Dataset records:
start
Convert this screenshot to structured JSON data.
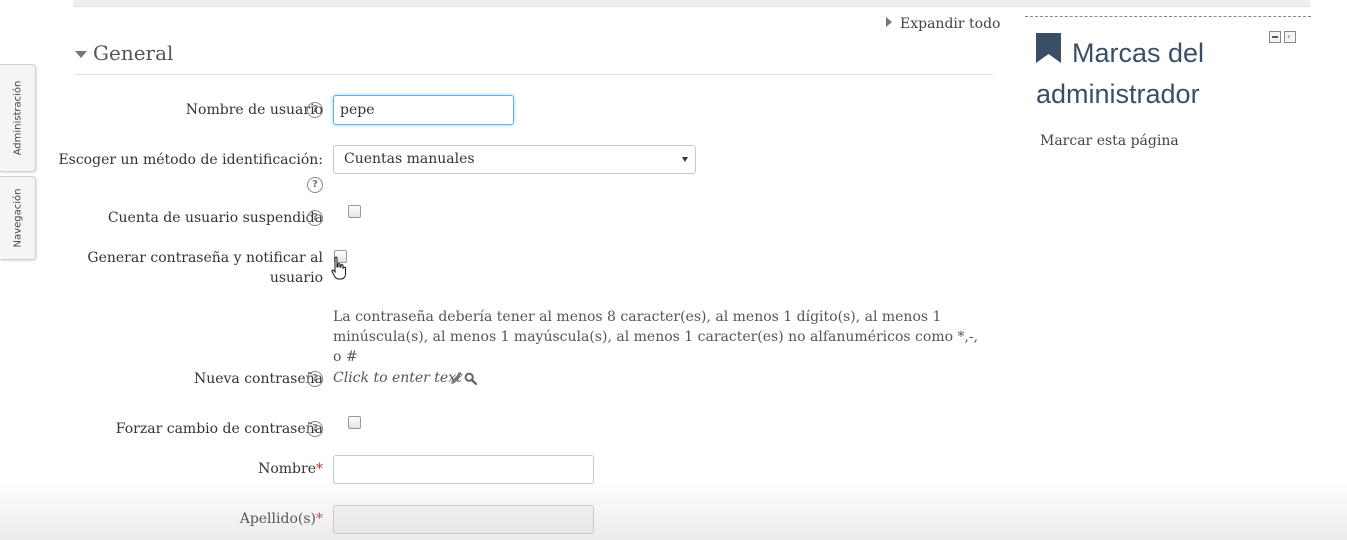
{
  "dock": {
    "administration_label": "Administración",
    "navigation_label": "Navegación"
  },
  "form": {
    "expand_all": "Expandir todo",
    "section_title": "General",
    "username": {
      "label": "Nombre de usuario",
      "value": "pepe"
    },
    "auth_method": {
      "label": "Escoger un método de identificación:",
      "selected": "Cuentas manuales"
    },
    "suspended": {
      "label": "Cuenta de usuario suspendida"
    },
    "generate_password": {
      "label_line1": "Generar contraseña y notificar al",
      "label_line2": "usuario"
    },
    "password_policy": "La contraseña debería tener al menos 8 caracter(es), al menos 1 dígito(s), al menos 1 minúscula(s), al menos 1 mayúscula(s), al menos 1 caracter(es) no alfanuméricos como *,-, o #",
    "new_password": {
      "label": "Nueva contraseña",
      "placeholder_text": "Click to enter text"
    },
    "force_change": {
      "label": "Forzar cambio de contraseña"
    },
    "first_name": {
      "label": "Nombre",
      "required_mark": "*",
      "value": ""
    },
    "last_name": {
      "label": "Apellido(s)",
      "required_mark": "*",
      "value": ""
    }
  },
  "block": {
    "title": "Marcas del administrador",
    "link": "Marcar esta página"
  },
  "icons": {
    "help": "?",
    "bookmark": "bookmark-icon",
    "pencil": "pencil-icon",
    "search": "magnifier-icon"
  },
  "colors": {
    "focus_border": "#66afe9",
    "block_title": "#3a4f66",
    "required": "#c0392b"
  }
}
end
◆ What this task involves ◆
Reproduce the material above verbatim; omit every picture.

◆ Exercise response ◆
Convert this screenshot to structured JSON data.
{
  "dock": {
    "administration_label": "Administración",
    "navigation_label": "Navegación"
  },
  "form": {
    "expand_all": "Expandir todo",
    "section_title": "General",
    "username": {
      "label": "Nombre de usuario",
      "value": "pepe"
    },
    "auth_method": {
      "label": "Escoger un método de identificación:",
      "selected": "Cuentas manuales"
    },
    "suspended": {
      "label": "Cuenta de usuario suspendida"
    },
    "generate_password": {
      "label_line1": "Generar contraseña y notificar al",
      "label_line2": "usuario"
    },
    "password_policy": "La contraseña debería tener al menos 8 caracter(es), al menos 1 dígito(s), al menos 1 minúscula(s), al menos 1 mayúscula(s), al menos 1 caracter(es) no alfanuméricos como *,-, o #",
    "new_password": {
      "label": "Nueva contraseña",
      "placeholder_text": "Click to enter text"
    },
    "force_change": {
      "label": "Forzar cambio de contraseña"
    },
    "first_name": {
      "label": "Nombre",
      "required_mark": "*",
      "value": ""
    },
    "last_name": {
      "label": "Apellido(s)",
      "required_mark": "*",
      "value": ""
    }
  },
  "block": {
    "title": "Marcas del administrador",
    "link": "Marcar esta página"
  },
  "icons": {
    "help": "?",
    "bookmark": "bookmark-icon",
    "pencil": "pencil-icon",
    "search": "magnifier-icon"
  },
  "colors": {
    "focus_border": "#66afe9",
    "block_title": "#3a4f66",
    "required": "#c0392b"
  }
}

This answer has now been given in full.